__PROBLEM REQUIREMENTS__:
With the pictures left out, copy the listing below exactly.

(Stored data entries)
════════════════════

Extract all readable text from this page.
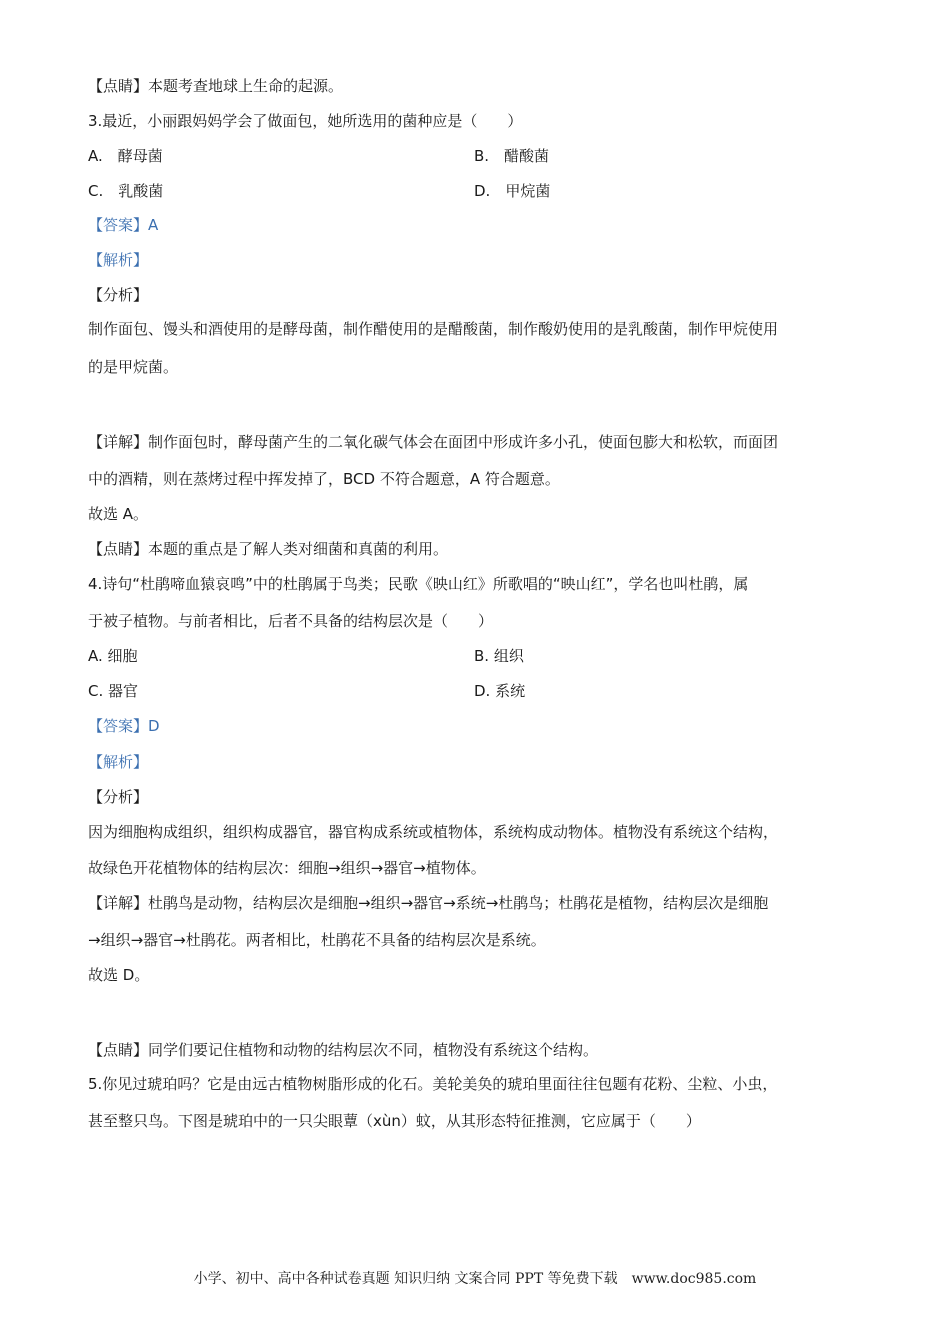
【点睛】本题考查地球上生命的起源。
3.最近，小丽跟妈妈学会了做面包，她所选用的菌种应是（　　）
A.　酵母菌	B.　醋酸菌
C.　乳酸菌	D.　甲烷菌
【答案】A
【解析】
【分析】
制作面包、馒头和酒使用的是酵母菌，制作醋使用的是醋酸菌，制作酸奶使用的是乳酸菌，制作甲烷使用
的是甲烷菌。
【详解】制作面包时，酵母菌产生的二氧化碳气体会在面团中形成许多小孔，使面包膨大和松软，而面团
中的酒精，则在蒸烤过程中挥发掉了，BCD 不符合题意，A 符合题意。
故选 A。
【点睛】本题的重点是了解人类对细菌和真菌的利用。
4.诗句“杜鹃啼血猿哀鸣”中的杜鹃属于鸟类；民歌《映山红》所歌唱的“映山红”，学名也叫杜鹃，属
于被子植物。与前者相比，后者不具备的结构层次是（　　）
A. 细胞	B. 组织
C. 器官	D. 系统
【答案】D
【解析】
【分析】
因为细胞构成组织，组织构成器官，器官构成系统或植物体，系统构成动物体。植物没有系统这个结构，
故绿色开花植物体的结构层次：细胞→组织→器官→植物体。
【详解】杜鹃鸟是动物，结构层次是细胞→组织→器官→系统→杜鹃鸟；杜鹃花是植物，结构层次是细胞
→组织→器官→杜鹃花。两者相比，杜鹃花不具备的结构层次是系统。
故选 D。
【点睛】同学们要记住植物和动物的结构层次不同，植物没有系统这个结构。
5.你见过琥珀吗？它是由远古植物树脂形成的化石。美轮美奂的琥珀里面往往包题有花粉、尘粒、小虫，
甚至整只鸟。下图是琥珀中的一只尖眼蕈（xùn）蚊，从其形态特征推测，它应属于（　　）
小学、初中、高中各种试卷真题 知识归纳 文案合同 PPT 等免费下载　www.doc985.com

════════════════════

__ANSWER TO THIS TASK__:
Extract all readable text from this page.
【点睛】本题考查地球上生命的起源。
3.最近，小丽跟妈妈学会了做面包，她所选用的菌种应是（　　）
A.　酵母菌	B.　醋酸菌
C.　乳酸菌	D.　甲烷菌
【答案】A
【解析】
【分析】
制作面包、馒头和酒使用的是酵母菌，制作醋使用的是醋酸菌，制作酸奶使用的是乳酸菌，制作甲烷使用
的是甲烷菌。
【详解】制作面包时，酵母菌产生的二氧化碳气体会在面团中形成许多小孔，使面包膨大和松软，而面团
中的酒精，则在蒸烤过程中挥发掉了，BCD 不符合题意，A 符合题意。
故选 A。
【点睛】本题的重点是了解人类对细菌和真菌的利用。
4.诗句“杜鹃啼血猿哀鸣”中的杜鹃属于鸟类；民歌《映山红》所歌唱的“映山红”，学名也叫杜鹃，属
于被子植物。与前者相比，后者不具备的结构层次是（　　）
A. 细胞	B. 组织
C. 器官	D. 系统
【答案】D
【解析】
【分析】
因为细胞构成组织，组织构成器官，器官构成系统或植物体，系统构成动物体。植物没有系统这个结构，
故绿色开花植物体的结构层次：细胞→组织→器官→植物体。
【详解】杜鹃鸟是动物，结构层次是细胞→组织→器官→系统→杜鹃鸟；杜鹃花是植物，结构层次是细胞
→组织→器官→杜鹃花。两者相比，杜鹃花不具备的结构层次是系统。
故选 D。
【点睛】同学们要记住植物和动物的结构层次不同，植物没有系统这个结构。
5.你见过琥珀吗？它是由远古植物树脂形成的化石。美轮美奂的琥珀里面往往包题有花粉、尘粒、小虫，
甚至整只鸟。下图是琥珀中的一只尖眼蕈（xùn）蚊，从其形态特征推测，它应属于（　　）
小学、初中、高中各种试卷真题 知识归纳 文案合同 PPT 等免费下载　www.doc985.com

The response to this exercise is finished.